### Exercise requirements
Every line that contains the word "陶塘社区" should be copied.

(Extracted data entries)
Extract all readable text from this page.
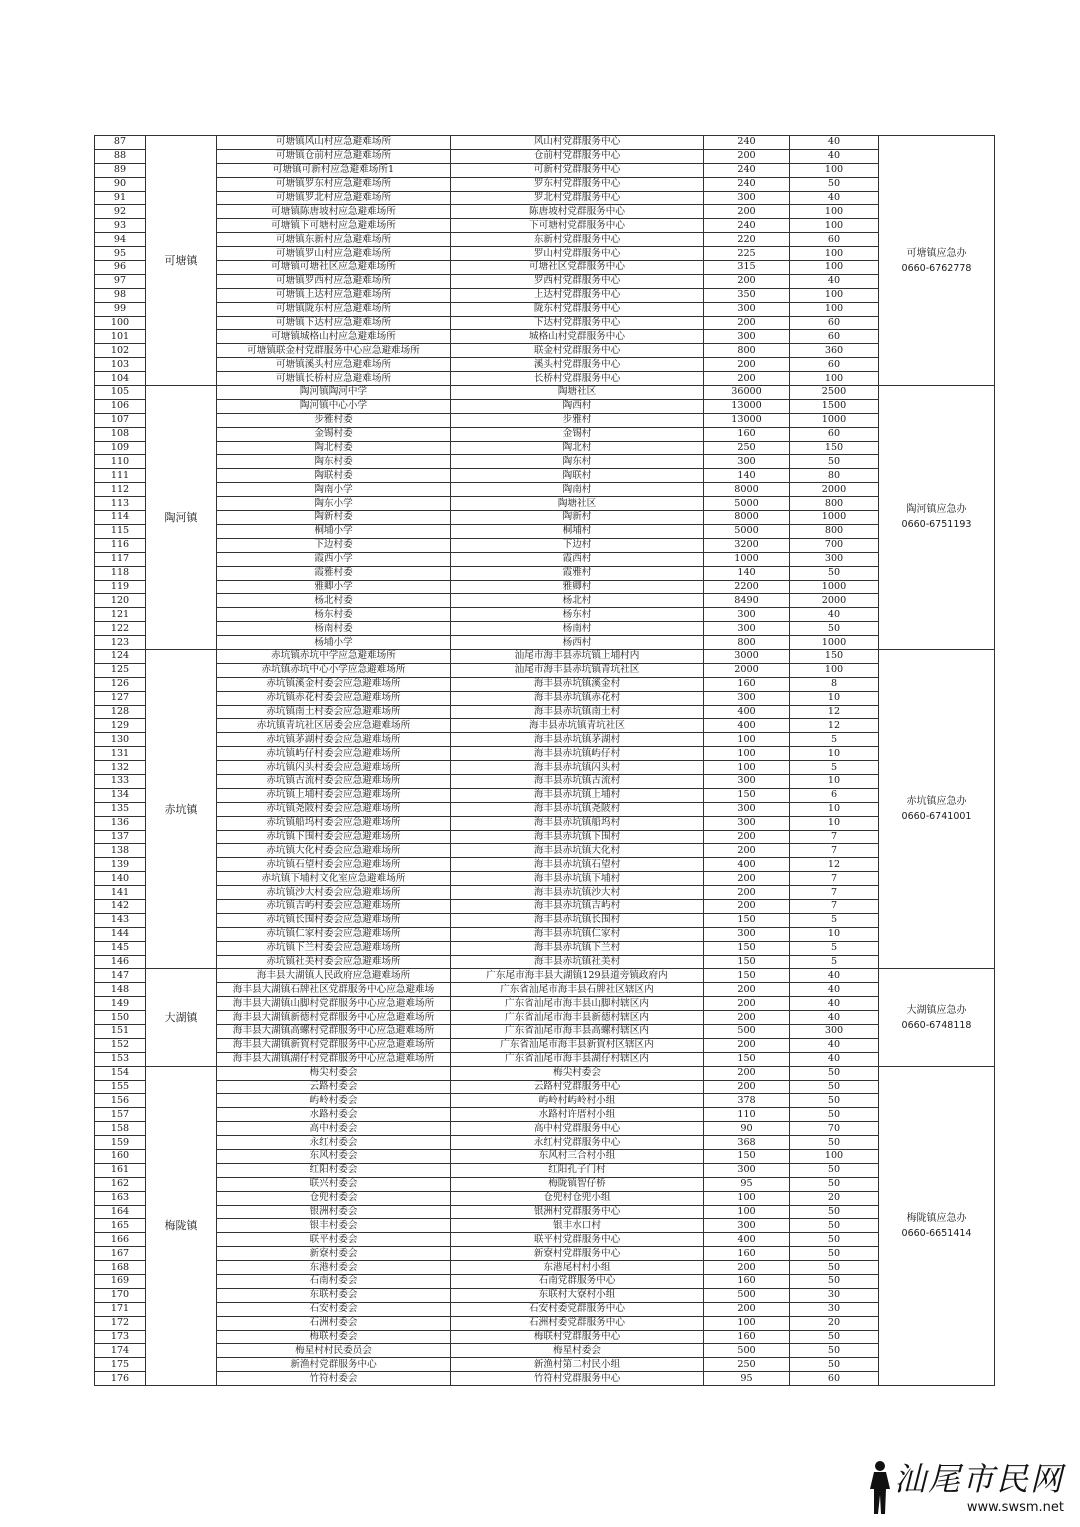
87	可塘镇	可塘镇风山村应急避难场所	风山村党群服务中心	240	40	可塘镇应急办
0660-6762778

88		可塘镇仓前村应急避难场所	仓前村党群服务中心	200	40	
89		可塘镇可新村应急避难场所1	可新村党群服务中心	240	100	
90		可塘镇罗东村应急避难场所	罗东村党群服务中心	240	50	
91		可塘镇罗北村应急避难场所	罗北村党群服务中心	300	40	
92		可塘镇陈唐坡村应急避难场所	陈唐坡村党群服务中心	200	100	
93		可塘镇下可塘村应急避难场所	下可塘村党群服务中心	240	100	
94		可塘镇东新村应急避难场所	东新村党群服务中心	220	60	
95		可塘镇罗山村应急避难场所	罗山村党群服务中心	225	100	
96		可塘镇可塘社区应急避难场所	可塘社区党群服务中心	315	100	
97		可塘镇罗西村应急避难场所	罗西村党群服务中心	200	40	
98		可塘镇上达村应急避难场所	上达村党群服务中心	350	100	
99		可塘镇陇东村应急避难场所	陇东村党群服务中心	300	100	
100		可塘镇下达村应急避难场所	下达村党群服务中心	200	60	
101		可塘镇城格山村应急避难场所	城格山村党群服务中心	300	60	
102		可塘镇联金村党群服务中心应急避难场所	联金村党群服务中心	800	360	
103		可塘镇溪头村应急避难场所	溪头村党群服务中心	200	60	
104		可塘镇长桥村应急避难场所	长桥村党群服务中心	200	100	
105	陶河镇	陶河镇陶河中学	陶塘社区	36000	2500	陶河镇应急办
0660-6751193

106		陶河镇中心小学	陶西村	13000	1500	
107		步雅村委	步雅村	13000	1000	
108		金锡村委	金锡村	160	60	
109		陶北村委	陶北村	250	150	
110		陶东村委	陶东村	300	50	
111		陶联村委	陶联村	140	80	
112		陶南小学	陶南村	8000	2000	
113		陶东小学	陶塘社区	5000	800	
114		陶新村委	陶新村	8000	1000	
115		桐埔小学	桐埔村	5000	800	
116		下边村委	下边村	3200	700	
117		霞西小学	霞西村	1000	300	
118		霞雅村委	霞雅村	140	50	
119		雅卿小学	雅卿村	2200	1000	
120		杨北村委	杨北村	8490	2000	
121		杨东村委	杨东村	300	40	
122		杨南村委	杨南村	300	50	
123		杨埔小学	杨西村	800	1000	
124	赤坑镇	赤坑镇赤坑中学应急避难场所	汕尾市海丰县赤坑镇上埔村内	3000	150	赤坑镇应急办
0660-6741001

125		赤坑镇赤坑中心小学应急避难场所	汕尾市海丰县赤坑镇青坑社区	2000	100	
126		赤坑镇溪金村委会应急避难场所	海丰县赤坑镇溪金村	160	8	
127		赤坑镇赤花村委会应急避难场所	海丰县赤坑镇赤花村	300	10	
128		赤坑镇南土村委会应急避难场所	海丰县赤坑镇南土村	400	12	
129		赤坑镇青坑社区居委会应急避难场所	海丰县赤坑镇青坑社区	400	12	
130		赤坑镇茅湖村委会应急避难场所	海丰县赤坑镇茅湖村	100	5	
131		赤坑镇屿仔村委会应急避难场所	海丰县赤坑镇屿仔村	100	10	
132		赤坑镇闪头村委会应急避难场所	海丰县赤坑镇闪头村	100	5	
133		赤坑镇古流村委会应急避难场所	海丰县赤坑镇古流村	300	10	
134		赤坑镇上埔村委会应急避难场所	海丰县赤坑镇上埔村	150	6	
135		赤坑镇尧陂村委会应急避难场所	海丰县赤坑镇尧陂村	300	10	
136		赤坑镇船坞村委会应急避难场所	海丰县赤坑镇船坞村	300	10	
137		赤坑镇下围村委会应急避难场所	海丰县赤坑镇下围村	200	7	
138		赤坑镇大化村委会应急避难场所	海丰县赤坑镇大化村	200	7	
139		赤坑镇石望村委会应急避难场所	海丰县赤坑镇石望村	400	12	
140		赤坑镇下埔村文化室应急避难场所	海丰县赤坑镇下埔村	200	7	
141		赤坑镇沙大村委会应急避难场所	海丰县赤坑镇沙大村	200	7	
142		赤坑镇吉屿村委会应急避难场所	海丰县赤坑镇吉屿村	200	7	
143		赤坑镇长围村委会应急避难场所	海丰县赤坑镇长围村	150	5	
144		赤坑镇仁家村委会应急避难场所	海丰县赤坑镇仁家村	300	10	
145		赤坑镇下兰村委会应急避难场所	海丰县赤坑镇下兰村	150	5	
146		赤坑镇社美村委会应急避难场所	海丰县赤坑镇社美村	150	5	
147	大湖镇	海丰县大湖镇人民政府应急避难场所	广东尾市海丰县大湖镇129县道旁镇政府内	150	40	大湖镇应急办
0660-6748118

148		海丰县大湖镇石牌社区党群服务中心应急避难场	广东省汕尾市海丰县石牌社区辖区内	200	40	
149		海丰县大湖镇山脚村党群服务中心应急避难场所	广东省汕尾市海丰县山脚村辖区内	200	40	
150		海丰县大湖镇新德村党群服务中心应急避难场所	广东省汕尾市海丰县新德村辖区内	200	40	
151		海丰县大湖镇高螺村党群服务中心应急避难场所	广东省汕尾市海丰县高螺村辖区内	500	300	
152		海丰县大湖镇新賀村党群服务中心应急避难场所	广东省汕尾市海丰县新賀村区辖区内	200	40	
153		海丰县大湖镇湖仔村党群服务中心应急避难场所	广东省汕尾市海丰县湖仔村辖区内	150	40	
154	梅陇镇	梅尖村委会	梅尖村委会	200	50	梅陇镇应急办
0660-6651414

155		云路村委会	云路村党群服务中心	200	50	
156		屿岭村委会	屿岭村屿岭村小组	378	50	
157		水路村委会	水路村许厝村小组	110	50	
158		高中村委会	高中村党群服务中心	90	70	
159		永红村委会	永红村党群服务中心	368	50	
160		东风村委会	东风村三合村小组	150	100	
161		红阳村委会	红阳孔子门村	300	50	
162		联兴村委会	梅陇镇智仔桥	95	50	
163		仓兜村委会	仓兜村仓兜小组	100	20	
164		银洲村委会	银洲村党群服务中心	100	50	
165		银丰村委会	银丰水口村	300	50	
166		联平村委会	联平村党群服务中心	400	50	
167		新寮村委会	新寮村党群服务中心	160	50	
168		东港村委会	东港尾村村小组	200	50	
169		石南村委会	石南党群服务中心	160	50	
170		东联村委会	东联村大寮村小组	500	30	
171		石安村委会	石安村委党群服务中心	200	30	
172		石洲村委会	石洲村委党群服务中心	100	20	
173		梅联村委会	梅联村党群服务中心	160	50	
174		梅星村村民委员会	梅星村委会	500	50	
175		新渔村党群服务中心	新渔村第二村民小组	250	50	
176		竹符村委会	竹符村党群服务中心	95	60	
汕尾市民网
www.swsm.net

### Task answer
105	陶河镇	陶河镇陶河中学	陶塘社区	36000	2500	陶河镇应急办
113		陶东小学	陶塘社区	5000	800	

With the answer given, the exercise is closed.